** begin RAW RECORDS **
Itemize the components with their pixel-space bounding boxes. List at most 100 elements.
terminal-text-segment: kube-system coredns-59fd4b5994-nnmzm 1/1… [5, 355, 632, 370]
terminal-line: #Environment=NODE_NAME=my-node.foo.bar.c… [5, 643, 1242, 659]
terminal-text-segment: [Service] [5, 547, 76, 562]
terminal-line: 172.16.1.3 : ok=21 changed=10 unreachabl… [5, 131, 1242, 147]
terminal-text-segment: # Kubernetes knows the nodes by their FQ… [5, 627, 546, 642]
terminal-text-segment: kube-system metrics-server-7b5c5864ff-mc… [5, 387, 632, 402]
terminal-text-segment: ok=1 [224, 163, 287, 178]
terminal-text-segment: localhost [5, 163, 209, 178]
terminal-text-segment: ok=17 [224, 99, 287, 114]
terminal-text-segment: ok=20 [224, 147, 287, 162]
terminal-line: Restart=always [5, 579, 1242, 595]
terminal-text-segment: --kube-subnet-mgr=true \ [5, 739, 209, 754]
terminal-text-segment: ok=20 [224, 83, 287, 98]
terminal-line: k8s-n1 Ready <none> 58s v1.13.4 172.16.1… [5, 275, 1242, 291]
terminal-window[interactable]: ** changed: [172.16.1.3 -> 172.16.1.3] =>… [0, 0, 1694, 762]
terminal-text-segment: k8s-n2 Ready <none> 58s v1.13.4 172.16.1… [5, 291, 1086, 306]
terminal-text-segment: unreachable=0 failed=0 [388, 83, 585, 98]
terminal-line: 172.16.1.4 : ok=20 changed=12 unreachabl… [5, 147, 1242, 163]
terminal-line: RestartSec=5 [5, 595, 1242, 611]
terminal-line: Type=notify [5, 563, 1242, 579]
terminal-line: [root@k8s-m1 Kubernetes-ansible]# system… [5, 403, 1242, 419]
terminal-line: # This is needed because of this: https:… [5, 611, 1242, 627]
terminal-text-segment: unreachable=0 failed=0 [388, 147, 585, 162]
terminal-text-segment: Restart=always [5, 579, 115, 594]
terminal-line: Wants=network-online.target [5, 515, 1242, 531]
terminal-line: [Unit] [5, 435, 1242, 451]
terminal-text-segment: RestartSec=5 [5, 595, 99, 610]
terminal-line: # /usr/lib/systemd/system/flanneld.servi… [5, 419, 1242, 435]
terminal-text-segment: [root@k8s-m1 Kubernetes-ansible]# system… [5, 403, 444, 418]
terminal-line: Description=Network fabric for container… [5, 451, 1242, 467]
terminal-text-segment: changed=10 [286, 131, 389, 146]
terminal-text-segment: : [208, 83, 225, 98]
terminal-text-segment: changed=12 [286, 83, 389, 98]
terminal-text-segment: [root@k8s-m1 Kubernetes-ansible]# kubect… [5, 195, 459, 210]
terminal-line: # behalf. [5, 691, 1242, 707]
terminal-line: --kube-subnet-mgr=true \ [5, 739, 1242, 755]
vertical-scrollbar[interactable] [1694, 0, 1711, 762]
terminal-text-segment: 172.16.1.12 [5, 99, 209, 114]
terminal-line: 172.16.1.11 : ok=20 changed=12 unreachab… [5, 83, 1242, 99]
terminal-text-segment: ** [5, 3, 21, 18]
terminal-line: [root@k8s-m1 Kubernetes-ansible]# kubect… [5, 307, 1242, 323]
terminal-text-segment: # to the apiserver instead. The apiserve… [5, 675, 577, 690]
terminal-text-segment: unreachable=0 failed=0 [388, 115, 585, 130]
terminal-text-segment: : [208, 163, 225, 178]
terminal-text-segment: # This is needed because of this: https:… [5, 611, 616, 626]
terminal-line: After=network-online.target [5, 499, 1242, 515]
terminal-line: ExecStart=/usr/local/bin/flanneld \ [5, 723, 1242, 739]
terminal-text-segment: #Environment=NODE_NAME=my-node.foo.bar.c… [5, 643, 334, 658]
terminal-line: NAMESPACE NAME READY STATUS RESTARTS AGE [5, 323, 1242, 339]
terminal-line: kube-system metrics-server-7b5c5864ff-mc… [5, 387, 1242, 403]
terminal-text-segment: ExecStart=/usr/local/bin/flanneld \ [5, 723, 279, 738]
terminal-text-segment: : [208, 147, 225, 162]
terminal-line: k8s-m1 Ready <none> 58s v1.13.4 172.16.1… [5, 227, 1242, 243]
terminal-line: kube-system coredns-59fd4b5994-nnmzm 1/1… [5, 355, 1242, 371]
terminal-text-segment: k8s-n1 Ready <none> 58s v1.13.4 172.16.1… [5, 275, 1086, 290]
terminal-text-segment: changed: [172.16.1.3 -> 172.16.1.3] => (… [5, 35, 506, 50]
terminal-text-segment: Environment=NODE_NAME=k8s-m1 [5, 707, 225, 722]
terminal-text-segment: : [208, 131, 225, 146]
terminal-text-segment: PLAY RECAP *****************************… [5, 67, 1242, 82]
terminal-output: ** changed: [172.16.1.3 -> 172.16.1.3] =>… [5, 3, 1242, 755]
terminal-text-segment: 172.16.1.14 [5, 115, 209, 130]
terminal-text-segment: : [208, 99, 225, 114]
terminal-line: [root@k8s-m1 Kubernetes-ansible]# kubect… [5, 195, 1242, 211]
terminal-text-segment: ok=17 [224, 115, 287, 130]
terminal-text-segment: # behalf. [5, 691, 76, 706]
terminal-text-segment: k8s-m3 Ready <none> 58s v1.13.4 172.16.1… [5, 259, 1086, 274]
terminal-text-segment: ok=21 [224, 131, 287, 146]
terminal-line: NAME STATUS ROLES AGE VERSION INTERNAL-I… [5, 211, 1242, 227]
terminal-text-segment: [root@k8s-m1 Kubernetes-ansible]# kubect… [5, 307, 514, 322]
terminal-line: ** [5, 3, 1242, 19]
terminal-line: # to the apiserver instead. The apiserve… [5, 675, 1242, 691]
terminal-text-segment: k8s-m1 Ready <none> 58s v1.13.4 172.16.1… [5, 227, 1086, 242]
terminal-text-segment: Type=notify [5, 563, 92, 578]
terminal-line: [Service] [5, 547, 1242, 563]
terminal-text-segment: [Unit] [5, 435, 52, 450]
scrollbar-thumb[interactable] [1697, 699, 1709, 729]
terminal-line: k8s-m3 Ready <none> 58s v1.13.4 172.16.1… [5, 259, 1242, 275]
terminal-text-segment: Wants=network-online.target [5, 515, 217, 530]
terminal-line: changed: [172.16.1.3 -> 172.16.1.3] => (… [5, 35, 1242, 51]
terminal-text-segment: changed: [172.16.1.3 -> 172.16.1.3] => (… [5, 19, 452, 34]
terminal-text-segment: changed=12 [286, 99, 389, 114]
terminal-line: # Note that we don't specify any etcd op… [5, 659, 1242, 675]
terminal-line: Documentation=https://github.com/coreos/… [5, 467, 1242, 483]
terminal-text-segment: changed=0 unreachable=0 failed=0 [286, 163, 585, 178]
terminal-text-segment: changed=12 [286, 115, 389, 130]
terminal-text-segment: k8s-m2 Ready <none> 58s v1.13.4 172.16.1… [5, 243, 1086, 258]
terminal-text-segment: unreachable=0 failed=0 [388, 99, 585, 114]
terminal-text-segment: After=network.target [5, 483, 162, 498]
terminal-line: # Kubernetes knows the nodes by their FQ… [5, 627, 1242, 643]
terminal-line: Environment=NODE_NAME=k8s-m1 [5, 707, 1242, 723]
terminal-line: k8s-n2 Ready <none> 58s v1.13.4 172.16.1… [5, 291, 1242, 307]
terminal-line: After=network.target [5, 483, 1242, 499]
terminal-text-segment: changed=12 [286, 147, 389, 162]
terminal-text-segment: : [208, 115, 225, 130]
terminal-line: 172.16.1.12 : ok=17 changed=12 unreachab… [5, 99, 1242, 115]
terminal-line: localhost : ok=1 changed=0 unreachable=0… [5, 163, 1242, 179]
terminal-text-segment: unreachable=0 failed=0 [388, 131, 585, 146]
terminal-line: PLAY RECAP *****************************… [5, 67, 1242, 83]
** end RAW RECORDS **
* **AIM OF THE TASK**
Can you render the items as a Markdown table with the columns Row and Item line, starting at the first line and ending at the line containing "terminal-line: [root@k8s-m1 Kubernetes-ansible]# system…", both included, and leaving out blank lines?

* **SOLUTION BELOW**
| Row | Item line |
|---|---|
| 1 | Itemize the components with their pixel-space bounding boxes. List at most 100 elements. |
| 2 | terminal-text-segment: kube-system coredns-59fd4b5994-nnmzm 1/1… [5, 355, 632, 370] |
| 3 | terminal-line: #Environment=NODE_NAME=my-node.foo.bar.c… [5, 643, 1242, 659] |
| 4 | terminal-text-segment: [Service] [5, 547, 76, 562] |
| 5 | terminal-line: 172.16.1.3 : ok=21 changed=10 unreachabl… [5, 131, 1242, 147] |
| 6 | terminal-text-segment: # Kubernetes knows the nodes by their FQ… [5, 627, 546, 642] |
| 7 | terminal-text-segment: kube-system metrics-server-7b5c5864ff-mc… [5, 387, 632, 402] |
| 8 | terminal-text-segment: ok=1 [224, 163, 287, 178] |
| 9 | terminal-text-segment: localhost [5, 163, 209, 178] |
| 10 | terminal-text-segment: ok=17 [224, 99, 287, 114] |
| 11 | terminal-text-segment: ok=20 [224, 147, 287, 162] |
| 12 | terminal-line: Restart=always [5, 579, 1242, 595] |
| 13 | terminal-text-segment: --kube-subnet-mgr=true \ [5, 739, 209, 754] |
| 14 | terminal-text-segment: ok=20 [224, 83, 287, 98] |
| 15 | terminal-line: k8s-n1 Ready <none> 58s v1.13.4 172.16.1… [5, 275, 1242, 291] |
| 16 | terminal-window[interactable]: ** changed: [172.16.1.3 -> 172.16.1.3] =>… [0, 0, 1694, 762] |
| 17 | terminal-text-segment: k8s-n2 Ready <none> 58s v1.13.4 172.16.1… [5, 291, 1086, 306] |
| 18 | terminal-text-segment: unreachable=0 failed=0 [388, 83, 585, 98] |
| 19 | terminal-line: 172.16.1.4 : ok=20 changed=12 unreachabl… [5, 147, 1242, 163] |
| 20 | terminal-line: RestartSec=5 [5, 595, 1242, 611] |
| 21 | terminal-line: Type=notify [5, 563, 1242, 579] |
| 22 | terminal-line: [root@k8s-m1 Kubernetes-ansible]# system… [5, 403, 1242, 419] |